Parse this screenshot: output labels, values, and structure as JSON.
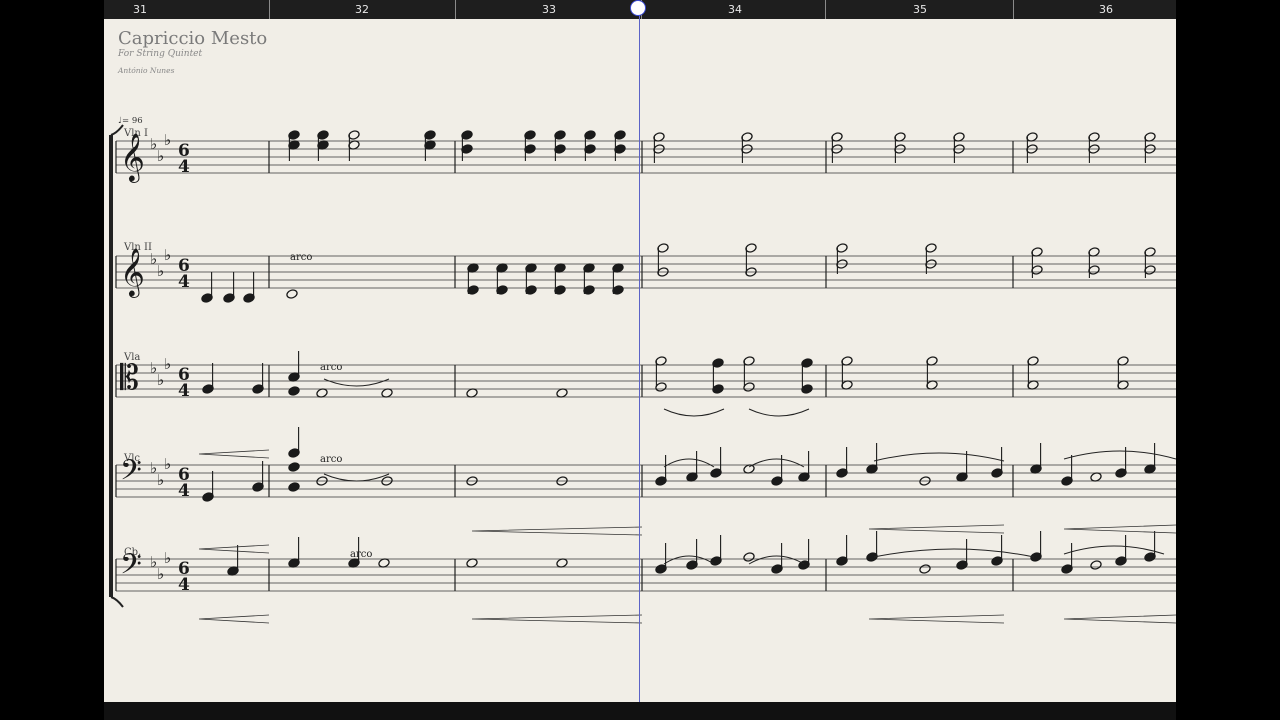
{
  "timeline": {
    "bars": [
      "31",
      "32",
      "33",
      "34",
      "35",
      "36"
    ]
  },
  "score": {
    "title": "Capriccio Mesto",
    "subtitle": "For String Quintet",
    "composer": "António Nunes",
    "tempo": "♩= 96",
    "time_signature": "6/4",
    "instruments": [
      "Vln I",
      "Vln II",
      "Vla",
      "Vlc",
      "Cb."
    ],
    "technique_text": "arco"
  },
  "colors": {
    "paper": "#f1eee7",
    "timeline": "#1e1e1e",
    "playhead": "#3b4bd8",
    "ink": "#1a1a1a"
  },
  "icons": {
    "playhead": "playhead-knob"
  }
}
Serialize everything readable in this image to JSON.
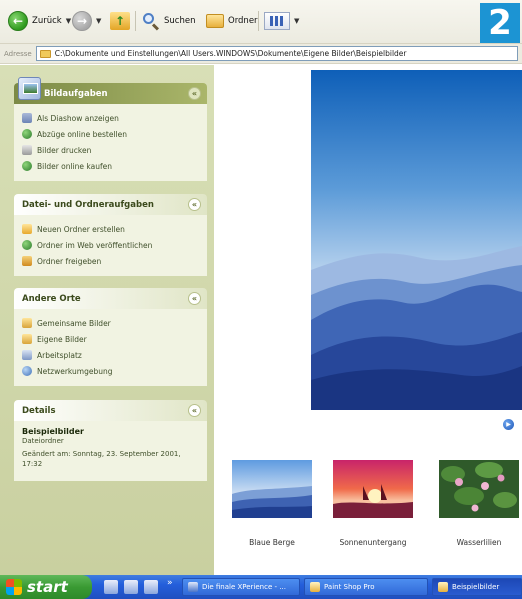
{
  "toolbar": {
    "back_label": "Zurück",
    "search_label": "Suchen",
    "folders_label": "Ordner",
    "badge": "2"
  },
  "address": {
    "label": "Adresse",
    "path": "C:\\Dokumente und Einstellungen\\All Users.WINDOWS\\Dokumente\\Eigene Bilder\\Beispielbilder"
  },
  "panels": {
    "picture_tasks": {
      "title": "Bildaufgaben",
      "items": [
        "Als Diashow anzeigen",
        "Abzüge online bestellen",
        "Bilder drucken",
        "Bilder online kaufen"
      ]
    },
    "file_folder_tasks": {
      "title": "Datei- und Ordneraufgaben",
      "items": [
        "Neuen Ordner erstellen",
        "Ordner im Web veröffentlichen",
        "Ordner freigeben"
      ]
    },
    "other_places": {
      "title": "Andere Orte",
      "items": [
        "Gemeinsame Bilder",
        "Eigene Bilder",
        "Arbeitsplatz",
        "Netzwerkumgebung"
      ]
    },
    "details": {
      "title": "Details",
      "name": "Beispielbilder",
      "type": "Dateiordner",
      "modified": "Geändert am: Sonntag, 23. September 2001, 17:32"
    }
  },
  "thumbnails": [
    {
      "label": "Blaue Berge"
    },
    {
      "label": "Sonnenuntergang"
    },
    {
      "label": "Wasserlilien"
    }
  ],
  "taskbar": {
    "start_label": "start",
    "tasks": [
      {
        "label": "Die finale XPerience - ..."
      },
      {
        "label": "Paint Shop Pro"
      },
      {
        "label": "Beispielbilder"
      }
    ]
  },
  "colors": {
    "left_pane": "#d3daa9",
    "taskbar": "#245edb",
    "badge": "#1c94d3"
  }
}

---

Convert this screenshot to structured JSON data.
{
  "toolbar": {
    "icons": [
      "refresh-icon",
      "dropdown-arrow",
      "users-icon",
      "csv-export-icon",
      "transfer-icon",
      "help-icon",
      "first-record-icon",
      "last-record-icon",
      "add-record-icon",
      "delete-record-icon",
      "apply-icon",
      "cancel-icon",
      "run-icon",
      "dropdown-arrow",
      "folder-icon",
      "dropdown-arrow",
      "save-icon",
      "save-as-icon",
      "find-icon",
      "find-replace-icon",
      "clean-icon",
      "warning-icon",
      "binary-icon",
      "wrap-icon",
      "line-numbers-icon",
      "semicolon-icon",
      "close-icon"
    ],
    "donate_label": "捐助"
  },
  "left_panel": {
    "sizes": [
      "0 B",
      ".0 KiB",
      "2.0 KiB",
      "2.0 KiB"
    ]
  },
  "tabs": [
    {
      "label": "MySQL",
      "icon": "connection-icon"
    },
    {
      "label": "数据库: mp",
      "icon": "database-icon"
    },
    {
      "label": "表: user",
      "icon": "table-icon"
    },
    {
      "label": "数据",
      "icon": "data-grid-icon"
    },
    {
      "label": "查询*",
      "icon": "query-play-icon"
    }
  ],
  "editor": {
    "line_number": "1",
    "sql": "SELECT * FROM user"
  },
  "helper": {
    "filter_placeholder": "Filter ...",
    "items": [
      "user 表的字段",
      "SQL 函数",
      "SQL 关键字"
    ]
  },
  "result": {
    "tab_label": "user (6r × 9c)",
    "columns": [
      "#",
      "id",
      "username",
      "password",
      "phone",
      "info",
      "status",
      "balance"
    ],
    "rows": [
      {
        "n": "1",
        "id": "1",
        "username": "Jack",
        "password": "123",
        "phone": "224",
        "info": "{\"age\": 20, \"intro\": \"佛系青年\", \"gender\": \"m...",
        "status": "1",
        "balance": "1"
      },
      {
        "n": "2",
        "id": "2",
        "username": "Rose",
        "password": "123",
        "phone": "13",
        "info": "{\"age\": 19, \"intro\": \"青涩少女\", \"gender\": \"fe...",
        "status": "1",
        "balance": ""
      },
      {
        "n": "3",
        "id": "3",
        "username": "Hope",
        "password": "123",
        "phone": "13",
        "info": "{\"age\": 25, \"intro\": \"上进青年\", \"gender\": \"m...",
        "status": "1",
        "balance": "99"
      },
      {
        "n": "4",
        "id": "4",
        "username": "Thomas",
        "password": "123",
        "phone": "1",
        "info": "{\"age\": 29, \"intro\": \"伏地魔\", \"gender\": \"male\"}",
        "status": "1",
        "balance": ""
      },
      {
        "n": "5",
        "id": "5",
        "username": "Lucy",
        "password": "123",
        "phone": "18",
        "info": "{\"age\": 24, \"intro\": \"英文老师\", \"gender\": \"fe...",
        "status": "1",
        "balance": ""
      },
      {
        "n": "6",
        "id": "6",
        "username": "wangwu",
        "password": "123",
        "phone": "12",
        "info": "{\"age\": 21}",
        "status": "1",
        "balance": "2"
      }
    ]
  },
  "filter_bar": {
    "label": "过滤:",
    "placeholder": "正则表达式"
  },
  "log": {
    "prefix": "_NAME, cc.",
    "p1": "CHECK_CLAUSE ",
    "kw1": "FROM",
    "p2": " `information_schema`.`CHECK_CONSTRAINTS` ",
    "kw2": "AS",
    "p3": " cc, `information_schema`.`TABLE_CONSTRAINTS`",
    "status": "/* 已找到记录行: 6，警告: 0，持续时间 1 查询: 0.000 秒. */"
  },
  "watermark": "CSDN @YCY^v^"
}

- Goal of the exercise
Scan the entries above. Copy each line that has the string "record".

- Expected answer
      "first-record-icon",
      "last-record-icon",
      "add-record-icon",
      "delete-record-icon",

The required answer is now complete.